(Extracted data entries)
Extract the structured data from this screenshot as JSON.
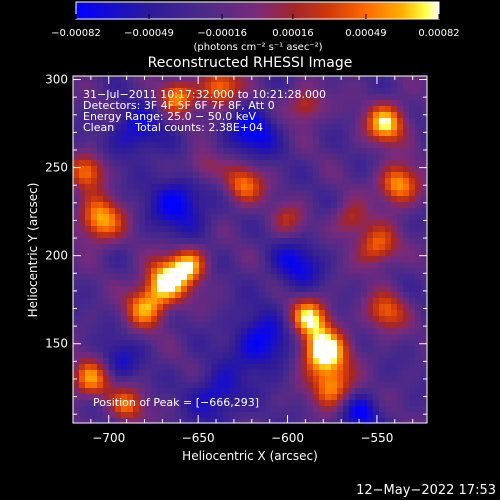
{
  "colors": {
    "background": "#000000",
    "foreground": "#ffffff",
    "colormap": [
      "#0000ff",
      "#2d1a9a",
      "#4b2a8a",
      "#7a2a7a",
      "#a3252a",
      "#d23a0a",
      "#ff6a00",
      "#ffb000",
      "#ffff40",
      "#ffffff"
    ]
  },
  "chart_data": {
    "type": "heatmap",
    "title": "Reconstructed RHESSI Image",
    "xlabel": "Heliocentric X (arcsec)",
    "ylabel": "Heliocentric Y (arcsec)",
    "xlim": [
      -720,
      -522
    ],
    "ylim": [
      105,
      302
    ],
    "x_ticks": [
      -700,
      -650,
      -600,
      -550
    ],
    "x_tick_labels": [
      "−700",
      "−650",
      "−600",
      "−550"
    ],
    "y_ticks": [
      150,
      200,
      250,
      300
    ],
    "y_tick_labels": [
      "150",
      "200",
      "250",
      "300"
    ],
    "colorbar": {
      "range": [
        -0.00082,
        0.00082
      ],
      "ticks": [
        -0.00082,
        -0.00049,
        -0.00016,
        0.00016,
        0.00049,
        0.00082
      ],
      "tick_labels": [
        "−0.00082",
        "−0.00049",
        "−0.00016",
        "0.00016",
        "0.00049",
        "0.00082"
      ],
      "label": "(photons cm⁻² s⁻¹ asec⁻²)"
    },
    "annotations": [
      "31−Jul−2011 10:17:32.000 to 10:21:28.000",
      "Detectors: 3F 4F 5F 6F 7F 8F, Att 0",
      "Energy Range: 25.0 − 50.0 keV",
      "Clean      Total counts: 2.38E+04"
    ],
    "peak_label": "Position of Peak = [−666,293]",
    "grid": false
  },
  "footer": {
    "timestamp": "12−May−2022 17:53"
  }
}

## GIVEN PROBLEM
What comes back should match the records exactly, minus any pictures.

## RESPONSE
Extract the structured data from this screenshot as JSON.
{
  "colors": {
    "background": "#000000",
    "foreground": "#ffffff",
    "colormap": [
      "#0000ff",
      "#2d1a9a",
      "#4b2a8a",
      "#7a2a7a",
      "#a3252a",
      "#d23a0a",
      "#ff6a00",
      "#ffb000",
      "#ffff40",
      "#ffffff"
    ]
  },
  "chart_data": {
    "type": "heatmap",
    "title": "Reconstructed RHESSI Image",
    "xlabel": "Heliocentric X (arcsec)",
    "ylabel": "Heliocentric Y (arcsec)",
    "xlim": [
      -720,
      -522
    ],
    "ylim": [
      105,
      302
    ],
    "x_ticks": [
      -700,
      -650,
      -600,
      -550
    ],
    "x_tick_labels": [
      "−700",
      "−650",
      "−600",
      "−550"
    ],
    "y_ticks": [
      150,
      200,
      250,
      300
    ],
    "y_tick_labels": [
      "150",
      "200",
      "250",
      "300"
    ],
    "colorbar": {
      "range": [
        -0.00082,
        0.00082
      ],
      "ticks": [
        -0.00082,
        -0.00049,
        -0.00016,
        0.00016,
        0.00049,
        0.00082
      ],
      "tick_labels": [
        "−0.00082",
        "−0.00049",
        "−0.00016",
        "0.00016",
        "0.00049",
        "0.00082"
      ],
      "label": "(photons cm⁻² s⁻¹ asec⁻²)"
    },
    "annotations": [
      "31−Jul−2011 10:17:32.000 to 10:21:28.000",
      "Detectors: 3F 4F 5F 6F 7F 8F, Att 0",
      "Energy Range: 25.0 − 50.0 keV",
      "Clean      Total counts: 2.38E+04"
    ],
    "peak_label": "Position of Peak = [−666,293]",
    "grid": false
  },
  "footer": {
    "timestamp": "12−May−2022 17:53"
  }
}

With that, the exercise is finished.